▸ **Instructions for the task**: Each line below should be reproduced without any alteration.

▸ **Data to use**:
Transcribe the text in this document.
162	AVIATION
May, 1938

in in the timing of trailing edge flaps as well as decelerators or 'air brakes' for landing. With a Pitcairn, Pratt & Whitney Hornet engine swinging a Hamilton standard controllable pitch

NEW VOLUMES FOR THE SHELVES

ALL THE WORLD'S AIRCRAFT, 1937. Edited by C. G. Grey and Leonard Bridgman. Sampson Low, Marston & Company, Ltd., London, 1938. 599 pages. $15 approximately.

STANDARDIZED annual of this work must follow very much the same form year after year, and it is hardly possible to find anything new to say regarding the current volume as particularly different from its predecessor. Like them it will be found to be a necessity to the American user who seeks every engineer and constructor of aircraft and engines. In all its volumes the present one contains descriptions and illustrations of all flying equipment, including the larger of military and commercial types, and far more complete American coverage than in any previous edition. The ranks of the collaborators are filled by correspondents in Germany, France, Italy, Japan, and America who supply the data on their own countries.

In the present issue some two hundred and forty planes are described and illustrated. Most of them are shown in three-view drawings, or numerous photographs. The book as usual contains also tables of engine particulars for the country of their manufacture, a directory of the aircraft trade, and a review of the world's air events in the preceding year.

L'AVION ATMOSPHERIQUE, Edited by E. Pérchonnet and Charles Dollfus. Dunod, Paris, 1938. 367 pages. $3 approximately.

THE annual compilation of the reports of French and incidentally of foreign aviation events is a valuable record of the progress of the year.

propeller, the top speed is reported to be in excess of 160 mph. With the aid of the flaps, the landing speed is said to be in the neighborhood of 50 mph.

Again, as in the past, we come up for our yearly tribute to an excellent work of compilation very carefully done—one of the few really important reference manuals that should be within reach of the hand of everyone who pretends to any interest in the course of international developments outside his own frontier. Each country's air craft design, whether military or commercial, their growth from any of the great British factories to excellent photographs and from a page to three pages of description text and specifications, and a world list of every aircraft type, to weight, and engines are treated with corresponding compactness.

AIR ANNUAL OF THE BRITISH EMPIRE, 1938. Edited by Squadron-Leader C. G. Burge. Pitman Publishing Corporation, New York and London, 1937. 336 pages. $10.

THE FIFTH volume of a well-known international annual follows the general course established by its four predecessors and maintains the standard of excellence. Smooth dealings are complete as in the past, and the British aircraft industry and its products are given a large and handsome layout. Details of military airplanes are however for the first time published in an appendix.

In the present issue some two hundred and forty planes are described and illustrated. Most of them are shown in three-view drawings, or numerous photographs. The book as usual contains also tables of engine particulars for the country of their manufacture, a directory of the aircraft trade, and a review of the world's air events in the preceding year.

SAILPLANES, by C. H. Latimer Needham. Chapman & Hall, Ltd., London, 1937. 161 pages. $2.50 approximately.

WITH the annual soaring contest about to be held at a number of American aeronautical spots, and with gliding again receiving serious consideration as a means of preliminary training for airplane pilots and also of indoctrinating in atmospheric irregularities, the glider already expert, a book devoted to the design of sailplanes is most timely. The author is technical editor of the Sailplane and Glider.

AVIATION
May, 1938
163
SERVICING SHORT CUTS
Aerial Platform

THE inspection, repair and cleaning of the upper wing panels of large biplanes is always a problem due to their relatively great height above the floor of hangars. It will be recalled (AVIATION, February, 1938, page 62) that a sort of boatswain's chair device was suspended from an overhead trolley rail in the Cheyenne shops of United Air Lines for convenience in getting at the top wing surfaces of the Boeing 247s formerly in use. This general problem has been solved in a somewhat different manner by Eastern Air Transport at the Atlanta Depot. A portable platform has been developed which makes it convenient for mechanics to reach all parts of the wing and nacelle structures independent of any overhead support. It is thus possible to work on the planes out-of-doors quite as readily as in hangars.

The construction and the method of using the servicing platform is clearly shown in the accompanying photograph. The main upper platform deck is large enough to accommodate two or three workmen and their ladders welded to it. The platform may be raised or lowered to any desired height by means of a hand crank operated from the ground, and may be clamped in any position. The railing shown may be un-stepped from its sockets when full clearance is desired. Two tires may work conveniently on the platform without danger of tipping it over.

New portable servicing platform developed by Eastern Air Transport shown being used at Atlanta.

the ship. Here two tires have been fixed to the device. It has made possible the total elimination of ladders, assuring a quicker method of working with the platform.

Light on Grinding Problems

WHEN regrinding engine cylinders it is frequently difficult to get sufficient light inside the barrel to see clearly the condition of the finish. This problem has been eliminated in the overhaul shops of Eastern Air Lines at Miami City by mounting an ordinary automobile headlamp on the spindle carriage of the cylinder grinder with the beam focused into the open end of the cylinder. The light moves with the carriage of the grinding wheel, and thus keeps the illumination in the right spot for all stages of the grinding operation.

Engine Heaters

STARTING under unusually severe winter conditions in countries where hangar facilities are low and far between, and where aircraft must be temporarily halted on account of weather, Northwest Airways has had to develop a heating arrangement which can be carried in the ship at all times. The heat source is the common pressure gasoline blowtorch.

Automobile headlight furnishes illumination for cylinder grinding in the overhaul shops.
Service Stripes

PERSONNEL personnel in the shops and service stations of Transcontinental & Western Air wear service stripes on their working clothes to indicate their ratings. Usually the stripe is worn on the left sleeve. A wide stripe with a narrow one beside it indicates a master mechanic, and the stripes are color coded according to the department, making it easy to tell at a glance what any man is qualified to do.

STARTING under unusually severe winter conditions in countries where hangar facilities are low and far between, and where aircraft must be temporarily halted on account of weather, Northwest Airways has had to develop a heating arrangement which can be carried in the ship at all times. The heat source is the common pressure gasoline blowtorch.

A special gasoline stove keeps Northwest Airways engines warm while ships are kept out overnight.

▸ **Exercise response**:
Transcribe the text in this document.
162	AVIATION
May, 1938

in in the timing of trailing edge flaps as well as decelerators or 'air brakes' for landing. With a Pitcairn, Pratt & Whitney Hornet engine swinging a Hamilton standard controllable pitch

NEW VOLUMES FOR THE SHELVES

ALL THE WORLD'S AIRCRAFT, 1937. Edited by C. G. Grey and Leonard Bridgman. Sampson Low, Marston & Company, Ltd., London, 1938. 599 pages. $15 approximately.

STANDARDIZED annual of this work must follow very much the same form year after year, and it is hardly possible to find anything new to say regarding the current volume as particularly different from its predecessor. Like them it will be found to be a necessity to the American user who seeks every engineer and constructor of aircraft and engines. In all its volumes the present one contains descriptions and illustrations of all flying equipment, including the larger of military and commercial types, and far more complete American coverage than in any previous edition. The ranks of the collaborators are filled by correspondents in Germany, France, Italy, Japan, and America who supply the data on their own countries.

In the present issue some two hundred and forty planes are described and illustrated. Most of them are shown in three-view drawings, or numerous photographs. The book as usual contains also tables of engine particulars for the country of their manufacture, a directory of the aircraft trade, and a review of the world's air events in the preceding year.

L'AVION ATMOSPHERIQUE, Edited by E. Pérchonnet and Charles Dollfus. Dunod, Paris, 1938. 367 pages. $3 approximately.

THE annual compilation of the reports of French and incidentally of foreign aviation events is a valuable record of the progress of the year.

propeller, the top speed is reported to be in excess of 160 mph. With the aid of the flaps, the landing speed is said to be in the neighborhood of 50 mph.

Again, as in the past, we come up for our yearly tribute to an excellent work of compilation very carefully done—one of the few really important reference manuals that should be within reach of the hand of everyone who pretends to any interest in the course of international developments outside his own frontier. Each country's air craft design, whether military or commercial, their growth from any of the great British factories to excellent photographs and from a page to three pages of description text and specifications, and a world list of every aircraft type, to weight, and engines are treated with corresponding compactness.

AIR ANNUAL OF THE BRITISH EMPIRE, 1938. Edited by Squadron-Leader C. G. Burge. Pitman Publishing Corporation, New York and London, 1937. 336 pages. $10.

THE FIFTH volume of a well-known international annual follows the general course established by its four predecessors and maintains the standard of excellence. Smooth dealings are complete as in the past, and the British aircraft industry and its products are given a large and handsome layout. Details of military airplanes are however for the first time published in an appendix.

In the present issue some two hundred and forty planes are described and illustrated. Most of them are shown in three-view drawings, or numerous photographs. The book as usual contains also tables of engine particulars for the country of their manufacture, a directory of the aircraft trade, and a review of the world's air events in the preceding year.

SAILPLANES, by C. H. Latimer Needham. Chapman & Hall, Ltd., London, 1937. 161 pages. $2.50 approximately.

WITH the annual soaring contest about to be held at a number of American aeronautical spots, and with gliding again receiving serious consideration as a means of preliminary training for airplane pilots and also of indoctrinating in atmospheric irregularities, the glider already expert, a book devoted to the design of sailplanes is most timely. The author is technical editor of the Sailplane and Glider.

AVIATION
May, 1938
163
SERVICING SHORT CUTS
Aerial Platform

THE inspection, repair and cleaning of the upper wing panels of large biplanes is always a problem due to their relatively great height above the floor of hangars. It will be recalled (AVIATION, February, 1938, page 62) that a sort of boatswain's chair device was suspended from an overhead trolley rail in the Cheyenne shops of United Air Lines for convenience in getting at the top wing surfaces of the Boeing 247s formerly in use. This general problem has been solved in a somewhat different manner by Eastern Air Transport at the Atlanta Depot. A portable platform has been developed which makes it convenient for mechanics to reach all parts of the wing and nacelle structures independent of any overhead support. It is thus possible to work on the planes out-of-doors quite as readily as in hangars.

The construction and the method of using the servicing platform is clearly shown in the accompanying photograph. The main upper platform deck is large enough to accommodate two or three workmen and their ladders welded to it. The platform may be raised or lowered to any desired height by means of a hand crank operated from the ground, and may be clamped in any position. The railing shown may be un-stepped from its sockets when full clearance is desired. Two tires may work conveniently on the platform without danger of tipping it over.

New portable servicing platform developed by Eastern Air Transport shown being used at Atlanta.

the ship. Here two tires have been fixed to the device. It has made possible the total elimination of ladders, assuring a quicker method of working with the platform.

Light on Grinding Problems

WHEN regrinding engine cylinders it is frequently difficult to get sufficient light inside the barrel to see clearly the condition of the finish. This problem has been eliminated in the overhaul shops of Eastern Air Lines at Miami City by mounting an ordinary automobile headlamp on the spindle carriage of the cylinder grinder with the beam focused into the open end of the cylinder. The light moves with the carriage of the grinding wheel, and thus keeps the illumination in the right spot for all stages of the grinding operation.

Engine Heaters

STARTING under unusually severe winter conditions in countries where hangar facilities are low and far between, and where aircraft must be temporarily halted on account of weather, Northwest Airways has had to develop a heating arrangement which can be carried in the ship at all times. The heat source is the common pressure gasoline blowtorch.

Automobile headlight furnishes illumination for cylinder grinding in the overhaul shops.
Service Stripes

PERSONNEL personnel in the shops and service stations of Transcontinental & Western Air wear service stripes on their working clothes to indicate their ratings. Usually the stripe is worn on the left sleeve. A wide stripe with a narrow one beside it indicates a master mechanic, and the stripes are color coded according to the department, making it easy to tell at a glance what any man is qualified to do.

STARTING under unusually severe winter conditions in countries where hangar facilities are low and far between, and where aircraft must be temporarily halted on account of weather, Northwest Airways has had to develop a heating arrangement which can be carried in the ship at all times. The heat source is the common pressure gasoline blowtorch.

A special gasoline stove keeps Northwest Airways engines warm while ships are kept out overnight.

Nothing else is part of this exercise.